__WHAT YOU ARE ASKED TO DO__
Reproduce the records word for word from their first line through the line containing "1203, 132, 1236]", both lines included.

__SUPPLIED MATERIAL__

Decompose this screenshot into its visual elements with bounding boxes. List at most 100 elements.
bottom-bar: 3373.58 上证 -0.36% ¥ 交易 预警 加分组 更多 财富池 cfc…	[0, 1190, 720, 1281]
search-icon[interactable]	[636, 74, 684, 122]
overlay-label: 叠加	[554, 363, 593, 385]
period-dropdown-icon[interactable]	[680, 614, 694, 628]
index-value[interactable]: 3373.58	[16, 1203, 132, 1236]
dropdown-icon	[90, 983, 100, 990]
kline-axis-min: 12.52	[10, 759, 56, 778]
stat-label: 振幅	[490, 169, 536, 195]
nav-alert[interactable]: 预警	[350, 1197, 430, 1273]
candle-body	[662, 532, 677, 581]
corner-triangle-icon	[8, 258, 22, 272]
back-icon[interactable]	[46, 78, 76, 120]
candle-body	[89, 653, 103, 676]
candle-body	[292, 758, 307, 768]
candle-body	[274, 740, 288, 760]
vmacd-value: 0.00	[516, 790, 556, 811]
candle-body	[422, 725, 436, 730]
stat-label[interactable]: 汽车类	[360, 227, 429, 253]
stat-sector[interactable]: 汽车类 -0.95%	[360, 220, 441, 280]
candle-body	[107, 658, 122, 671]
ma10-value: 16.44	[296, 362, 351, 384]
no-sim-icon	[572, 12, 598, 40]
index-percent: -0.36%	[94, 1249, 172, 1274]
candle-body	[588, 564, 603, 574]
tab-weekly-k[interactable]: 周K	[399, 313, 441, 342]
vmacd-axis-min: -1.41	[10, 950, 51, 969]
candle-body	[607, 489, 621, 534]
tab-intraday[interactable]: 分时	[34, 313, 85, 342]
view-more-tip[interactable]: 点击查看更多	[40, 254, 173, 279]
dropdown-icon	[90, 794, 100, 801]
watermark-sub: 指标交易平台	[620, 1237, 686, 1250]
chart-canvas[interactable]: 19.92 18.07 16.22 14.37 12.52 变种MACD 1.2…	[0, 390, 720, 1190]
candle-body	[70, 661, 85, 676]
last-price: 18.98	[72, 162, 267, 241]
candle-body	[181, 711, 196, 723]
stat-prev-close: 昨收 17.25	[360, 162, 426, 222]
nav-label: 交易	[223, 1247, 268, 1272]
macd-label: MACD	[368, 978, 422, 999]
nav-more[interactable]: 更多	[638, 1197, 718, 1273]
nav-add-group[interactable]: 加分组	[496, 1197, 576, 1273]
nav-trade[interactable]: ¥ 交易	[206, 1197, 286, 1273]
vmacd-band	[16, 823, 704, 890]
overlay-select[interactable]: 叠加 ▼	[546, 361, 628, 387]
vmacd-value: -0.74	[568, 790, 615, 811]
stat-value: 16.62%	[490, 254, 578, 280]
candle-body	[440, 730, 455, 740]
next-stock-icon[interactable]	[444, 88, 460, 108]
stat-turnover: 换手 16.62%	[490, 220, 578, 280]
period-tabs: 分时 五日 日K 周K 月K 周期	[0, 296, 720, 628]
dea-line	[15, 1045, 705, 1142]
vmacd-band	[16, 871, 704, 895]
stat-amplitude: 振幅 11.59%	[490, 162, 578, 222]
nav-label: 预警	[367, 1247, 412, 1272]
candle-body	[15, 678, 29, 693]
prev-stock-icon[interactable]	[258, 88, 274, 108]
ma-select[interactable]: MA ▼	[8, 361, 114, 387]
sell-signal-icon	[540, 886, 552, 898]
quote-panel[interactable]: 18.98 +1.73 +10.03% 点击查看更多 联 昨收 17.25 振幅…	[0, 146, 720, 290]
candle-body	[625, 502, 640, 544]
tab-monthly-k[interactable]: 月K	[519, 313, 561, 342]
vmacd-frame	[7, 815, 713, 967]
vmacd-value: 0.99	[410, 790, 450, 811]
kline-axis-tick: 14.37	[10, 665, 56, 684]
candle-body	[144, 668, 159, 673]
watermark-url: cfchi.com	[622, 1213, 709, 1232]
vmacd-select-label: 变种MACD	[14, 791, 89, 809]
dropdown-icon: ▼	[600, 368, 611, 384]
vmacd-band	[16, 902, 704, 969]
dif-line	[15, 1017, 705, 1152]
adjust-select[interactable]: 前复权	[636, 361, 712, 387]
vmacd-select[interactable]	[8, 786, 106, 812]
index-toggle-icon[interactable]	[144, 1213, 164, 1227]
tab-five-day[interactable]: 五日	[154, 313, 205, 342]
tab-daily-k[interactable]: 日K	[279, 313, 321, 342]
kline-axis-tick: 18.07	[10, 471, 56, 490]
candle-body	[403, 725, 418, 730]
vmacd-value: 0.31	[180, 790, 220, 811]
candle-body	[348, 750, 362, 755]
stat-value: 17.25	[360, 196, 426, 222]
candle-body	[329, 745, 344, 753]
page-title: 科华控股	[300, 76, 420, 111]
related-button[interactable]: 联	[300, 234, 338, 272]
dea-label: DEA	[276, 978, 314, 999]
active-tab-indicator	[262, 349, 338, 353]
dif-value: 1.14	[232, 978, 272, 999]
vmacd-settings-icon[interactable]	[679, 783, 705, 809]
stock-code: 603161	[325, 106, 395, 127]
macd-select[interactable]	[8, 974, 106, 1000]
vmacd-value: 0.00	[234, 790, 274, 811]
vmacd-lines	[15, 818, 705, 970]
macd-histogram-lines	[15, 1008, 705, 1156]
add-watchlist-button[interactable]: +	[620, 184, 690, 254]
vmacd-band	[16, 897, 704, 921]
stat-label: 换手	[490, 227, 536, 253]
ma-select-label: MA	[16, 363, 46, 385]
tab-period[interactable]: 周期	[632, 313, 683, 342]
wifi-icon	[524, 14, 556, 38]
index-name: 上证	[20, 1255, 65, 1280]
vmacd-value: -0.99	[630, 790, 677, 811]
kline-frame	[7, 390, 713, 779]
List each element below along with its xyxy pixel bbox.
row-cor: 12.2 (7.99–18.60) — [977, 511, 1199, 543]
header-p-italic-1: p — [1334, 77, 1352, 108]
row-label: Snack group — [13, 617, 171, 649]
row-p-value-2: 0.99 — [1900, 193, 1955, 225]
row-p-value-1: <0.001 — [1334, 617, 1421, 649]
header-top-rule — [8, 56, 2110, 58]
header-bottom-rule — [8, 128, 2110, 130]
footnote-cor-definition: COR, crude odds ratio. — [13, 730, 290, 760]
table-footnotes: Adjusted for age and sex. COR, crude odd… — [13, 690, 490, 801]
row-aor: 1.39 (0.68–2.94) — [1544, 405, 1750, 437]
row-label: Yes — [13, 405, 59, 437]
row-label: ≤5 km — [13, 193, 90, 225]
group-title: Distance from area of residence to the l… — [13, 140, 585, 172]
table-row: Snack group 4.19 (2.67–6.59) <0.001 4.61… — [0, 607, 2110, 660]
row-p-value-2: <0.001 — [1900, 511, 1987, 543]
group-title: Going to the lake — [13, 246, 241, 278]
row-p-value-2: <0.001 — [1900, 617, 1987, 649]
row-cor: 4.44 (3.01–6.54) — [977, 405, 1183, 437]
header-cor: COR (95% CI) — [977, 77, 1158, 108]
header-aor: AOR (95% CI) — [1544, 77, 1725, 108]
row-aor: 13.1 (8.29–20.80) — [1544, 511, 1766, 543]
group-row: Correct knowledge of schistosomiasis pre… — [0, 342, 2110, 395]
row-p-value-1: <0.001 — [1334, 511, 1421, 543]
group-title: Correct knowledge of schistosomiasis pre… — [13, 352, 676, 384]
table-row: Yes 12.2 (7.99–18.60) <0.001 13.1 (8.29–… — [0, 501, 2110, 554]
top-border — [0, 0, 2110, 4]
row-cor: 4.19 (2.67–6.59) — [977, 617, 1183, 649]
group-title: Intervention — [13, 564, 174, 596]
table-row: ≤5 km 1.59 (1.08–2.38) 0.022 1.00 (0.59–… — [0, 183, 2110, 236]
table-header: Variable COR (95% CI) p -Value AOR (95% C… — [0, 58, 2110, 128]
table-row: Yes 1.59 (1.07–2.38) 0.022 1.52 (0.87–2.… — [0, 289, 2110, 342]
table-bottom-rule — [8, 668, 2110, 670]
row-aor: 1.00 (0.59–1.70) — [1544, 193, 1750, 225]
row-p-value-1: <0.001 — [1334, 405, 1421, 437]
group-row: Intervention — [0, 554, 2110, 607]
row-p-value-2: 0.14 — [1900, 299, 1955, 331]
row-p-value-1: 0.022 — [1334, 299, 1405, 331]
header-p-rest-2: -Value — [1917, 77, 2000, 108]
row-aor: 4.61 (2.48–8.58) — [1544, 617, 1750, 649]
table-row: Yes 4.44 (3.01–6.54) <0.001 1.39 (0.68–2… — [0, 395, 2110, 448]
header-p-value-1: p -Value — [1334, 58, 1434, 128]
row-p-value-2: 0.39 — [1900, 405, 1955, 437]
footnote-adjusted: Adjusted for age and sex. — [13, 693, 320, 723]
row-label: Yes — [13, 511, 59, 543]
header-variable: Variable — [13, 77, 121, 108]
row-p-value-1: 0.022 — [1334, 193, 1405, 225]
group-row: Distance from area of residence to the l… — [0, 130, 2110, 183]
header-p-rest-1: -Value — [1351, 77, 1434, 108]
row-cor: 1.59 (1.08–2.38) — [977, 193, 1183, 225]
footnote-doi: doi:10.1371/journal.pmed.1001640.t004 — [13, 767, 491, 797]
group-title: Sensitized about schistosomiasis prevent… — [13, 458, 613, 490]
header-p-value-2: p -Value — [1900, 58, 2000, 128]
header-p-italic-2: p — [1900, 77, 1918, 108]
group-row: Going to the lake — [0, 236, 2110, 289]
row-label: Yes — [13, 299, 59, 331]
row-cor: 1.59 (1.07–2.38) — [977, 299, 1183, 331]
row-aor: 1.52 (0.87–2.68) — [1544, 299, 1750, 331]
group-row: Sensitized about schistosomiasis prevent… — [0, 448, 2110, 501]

__THE OUTPUT__
Decompose this screenshot into its visual elements with bounding boxes. List at most 100 elements.
bottom-bar: 3373.58 上证 -0.36% ¥ 交易 预警 加分组 更多 财富池 cfc…	[0, 1190, 720, 1281]
search-icon[interactable]	[636, 74, 684, 122]
overlay-label: 叠加	[554, 363, 593, 385]
period-dropdown-icon[interactable]	[680, 614, 694, 628]
index-value[interactable]: 3373.58	[16, 1203, 132, 1236]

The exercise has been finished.